● What you have to do
Search the records below for the word "dluhopisy" and show every line where it occurs.

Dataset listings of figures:
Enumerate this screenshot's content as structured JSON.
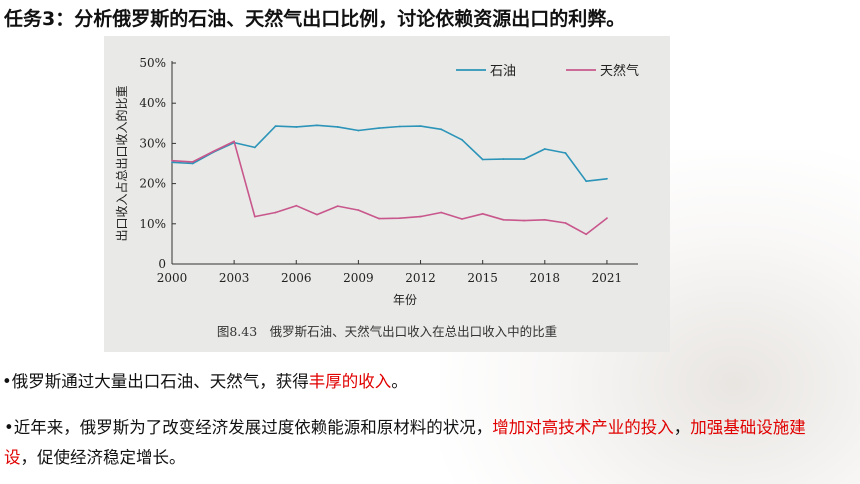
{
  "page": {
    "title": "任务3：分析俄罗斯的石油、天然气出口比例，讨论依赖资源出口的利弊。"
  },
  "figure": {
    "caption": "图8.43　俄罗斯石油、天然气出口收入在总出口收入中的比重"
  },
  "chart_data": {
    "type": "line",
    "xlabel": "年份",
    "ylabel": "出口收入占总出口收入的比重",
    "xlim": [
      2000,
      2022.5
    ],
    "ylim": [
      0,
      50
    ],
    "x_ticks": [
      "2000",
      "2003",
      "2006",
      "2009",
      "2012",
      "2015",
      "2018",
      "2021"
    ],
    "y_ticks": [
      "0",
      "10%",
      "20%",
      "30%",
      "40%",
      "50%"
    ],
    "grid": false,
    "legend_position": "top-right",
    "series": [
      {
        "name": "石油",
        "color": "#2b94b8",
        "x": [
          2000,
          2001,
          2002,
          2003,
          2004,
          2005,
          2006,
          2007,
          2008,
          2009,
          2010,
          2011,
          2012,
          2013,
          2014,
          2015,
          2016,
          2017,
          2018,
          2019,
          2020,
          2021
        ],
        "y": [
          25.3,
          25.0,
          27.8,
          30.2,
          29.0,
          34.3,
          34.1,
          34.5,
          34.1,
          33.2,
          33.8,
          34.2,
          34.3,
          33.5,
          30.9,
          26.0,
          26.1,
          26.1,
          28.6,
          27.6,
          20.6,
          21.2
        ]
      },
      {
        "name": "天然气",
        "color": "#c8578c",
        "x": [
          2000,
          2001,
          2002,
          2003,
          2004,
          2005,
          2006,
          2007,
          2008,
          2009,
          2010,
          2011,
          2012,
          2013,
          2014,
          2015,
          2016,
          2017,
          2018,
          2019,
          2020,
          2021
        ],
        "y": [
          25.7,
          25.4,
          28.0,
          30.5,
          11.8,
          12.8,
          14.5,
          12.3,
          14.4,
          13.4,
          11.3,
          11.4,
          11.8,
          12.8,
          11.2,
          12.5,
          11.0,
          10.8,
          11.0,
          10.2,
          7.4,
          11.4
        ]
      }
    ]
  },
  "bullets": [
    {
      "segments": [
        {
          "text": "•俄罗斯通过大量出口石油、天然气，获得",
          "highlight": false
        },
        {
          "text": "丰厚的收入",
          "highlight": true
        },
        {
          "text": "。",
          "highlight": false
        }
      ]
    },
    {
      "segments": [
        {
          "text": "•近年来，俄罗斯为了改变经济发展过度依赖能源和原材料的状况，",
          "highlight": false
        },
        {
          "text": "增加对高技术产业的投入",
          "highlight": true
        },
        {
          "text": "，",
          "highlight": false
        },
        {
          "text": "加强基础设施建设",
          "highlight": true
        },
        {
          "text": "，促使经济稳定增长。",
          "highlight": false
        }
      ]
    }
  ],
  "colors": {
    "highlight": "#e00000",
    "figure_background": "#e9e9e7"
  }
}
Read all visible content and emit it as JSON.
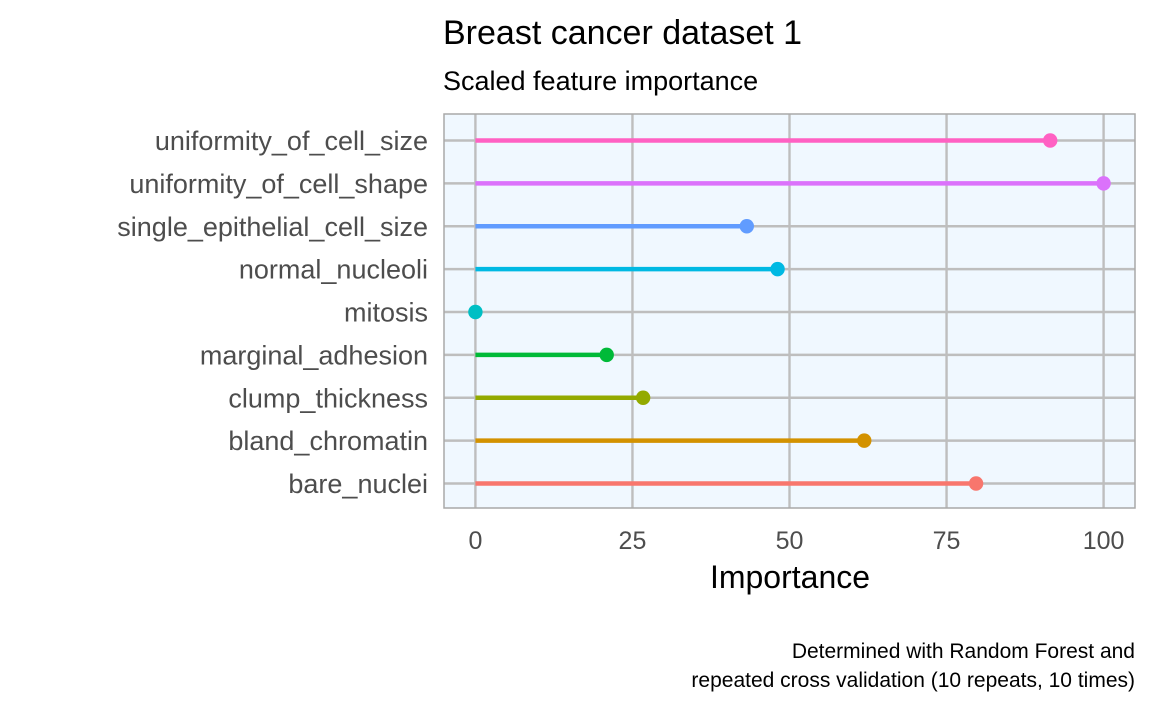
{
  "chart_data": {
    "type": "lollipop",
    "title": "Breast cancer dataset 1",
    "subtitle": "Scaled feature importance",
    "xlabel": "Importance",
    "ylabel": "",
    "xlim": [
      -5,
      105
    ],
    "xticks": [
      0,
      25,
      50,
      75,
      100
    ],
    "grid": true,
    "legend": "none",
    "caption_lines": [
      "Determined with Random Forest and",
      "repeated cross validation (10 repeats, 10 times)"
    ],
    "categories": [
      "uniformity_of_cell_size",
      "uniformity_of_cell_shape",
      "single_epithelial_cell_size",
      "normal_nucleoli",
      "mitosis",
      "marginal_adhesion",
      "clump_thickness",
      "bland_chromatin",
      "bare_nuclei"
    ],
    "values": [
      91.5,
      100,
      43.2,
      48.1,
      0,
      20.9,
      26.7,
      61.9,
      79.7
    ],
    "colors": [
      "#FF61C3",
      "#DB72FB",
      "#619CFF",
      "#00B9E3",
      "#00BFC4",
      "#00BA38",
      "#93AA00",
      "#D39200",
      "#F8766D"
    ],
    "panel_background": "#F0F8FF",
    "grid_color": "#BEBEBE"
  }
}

* * *

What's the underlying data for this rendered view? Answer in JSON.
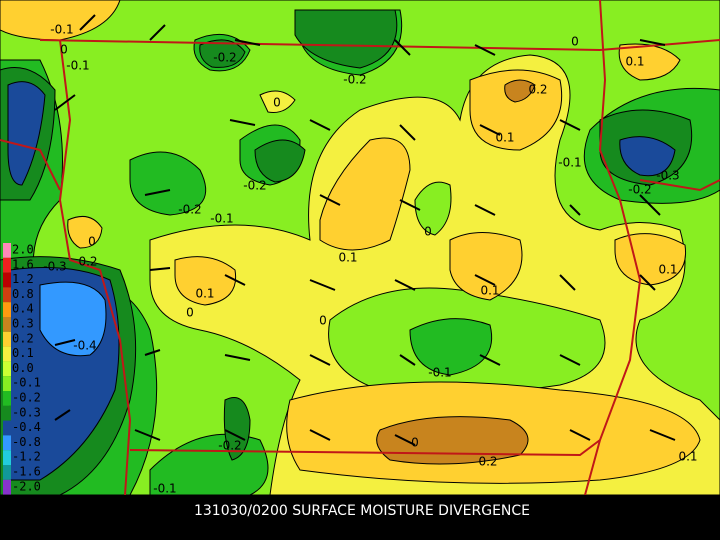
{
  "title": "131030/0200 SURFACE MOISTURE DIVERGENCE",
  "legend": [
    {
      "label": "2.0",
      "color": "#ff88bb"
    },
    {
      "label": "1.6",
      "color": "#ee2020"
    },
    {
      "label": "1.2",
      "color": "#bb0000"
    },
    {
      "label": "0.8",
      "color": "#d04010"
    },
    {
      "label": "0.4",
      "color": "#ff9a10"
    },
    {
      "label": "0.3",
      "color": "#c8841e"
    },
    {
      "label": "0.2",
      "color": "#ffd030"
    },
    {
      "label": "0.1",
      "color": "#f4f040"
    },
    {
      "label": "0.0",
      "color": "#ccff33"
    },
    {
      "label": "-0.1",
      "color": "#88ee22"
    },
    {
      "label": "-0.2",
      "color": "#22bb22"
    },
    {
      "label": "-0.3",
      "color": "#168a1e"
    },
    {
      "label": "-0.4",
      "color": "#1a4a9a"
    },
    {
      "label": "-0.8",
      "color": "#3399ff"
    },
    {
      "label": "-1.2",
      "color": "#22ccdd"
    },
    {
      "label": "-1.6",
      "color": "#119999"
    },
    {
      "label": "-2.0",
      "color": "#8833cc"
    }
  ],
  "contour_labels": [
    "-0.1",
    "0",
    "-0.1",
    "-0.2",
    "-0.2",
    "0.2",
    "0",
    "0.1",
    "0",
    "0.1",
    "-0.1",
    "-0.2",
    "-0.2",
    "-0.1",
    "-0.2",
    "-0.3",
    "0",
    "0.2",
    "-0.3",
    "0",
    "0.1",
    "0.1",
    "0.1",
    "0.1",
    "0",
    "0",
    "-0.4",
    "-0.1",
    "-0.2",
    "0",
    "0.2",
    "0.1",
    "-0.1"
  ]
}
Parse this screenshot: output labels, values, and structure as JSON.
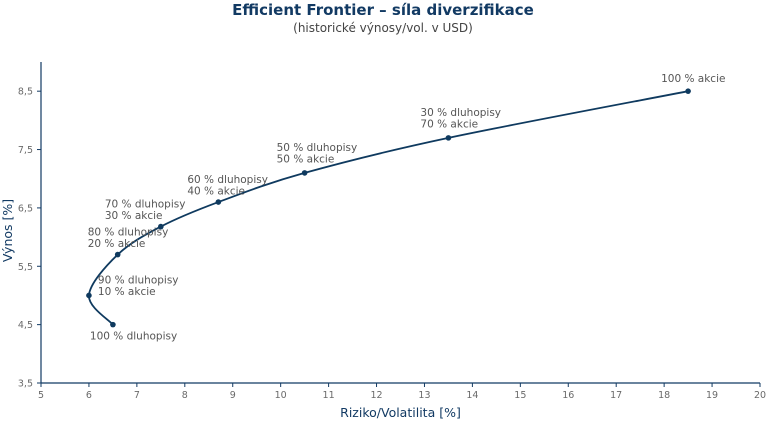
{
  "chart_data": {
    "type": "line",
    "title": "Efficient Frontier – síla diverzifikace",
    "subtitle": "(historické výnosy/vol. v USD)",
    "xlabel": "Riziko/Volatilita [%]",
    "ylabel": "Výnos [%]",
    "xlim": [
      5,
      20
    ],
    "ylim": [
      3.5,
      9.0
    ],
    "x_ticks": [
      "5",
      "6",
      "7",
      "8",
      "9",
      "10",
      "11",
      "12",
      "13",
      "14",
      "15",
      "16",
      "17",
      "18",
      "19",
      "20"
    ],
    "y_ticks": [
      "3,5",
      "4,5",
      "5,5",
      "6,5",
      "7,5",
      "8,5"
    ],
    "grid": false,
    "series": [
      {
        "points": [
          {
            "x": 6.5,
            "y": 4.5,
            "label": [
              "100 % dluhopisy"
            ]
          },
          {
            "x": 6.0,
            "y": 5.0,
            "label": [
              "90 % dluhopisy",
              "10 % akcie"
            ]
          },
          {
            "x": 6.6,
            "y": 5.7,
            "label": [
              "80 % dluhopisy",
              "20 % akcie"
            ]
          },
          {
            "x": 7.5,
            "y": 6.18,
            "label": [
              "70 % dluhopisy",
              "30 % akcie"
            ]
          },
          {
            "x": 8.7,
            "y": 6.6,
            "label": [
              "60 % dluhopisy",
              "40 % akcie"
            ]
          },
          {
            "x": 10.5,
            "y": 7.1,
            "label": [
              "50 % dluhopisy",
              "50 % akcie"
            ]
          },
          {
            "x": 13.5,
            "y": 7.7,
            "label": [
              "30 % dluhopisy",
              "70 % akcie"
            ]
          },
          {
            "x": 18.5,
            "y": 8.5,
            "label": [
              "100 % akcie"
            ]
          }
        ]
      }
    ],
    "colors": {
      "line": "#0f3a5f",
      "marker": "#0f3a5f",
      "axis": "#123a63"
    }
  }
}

● Answer in full
              "100 % dluhopisy"
              "90 % dluhopisy",
              "80 % dluhopisy",
              "70 % dluhopisy",
              "60 % dluhopisy",
              "50 % dluhopisy",
              "30 % dluhopisy",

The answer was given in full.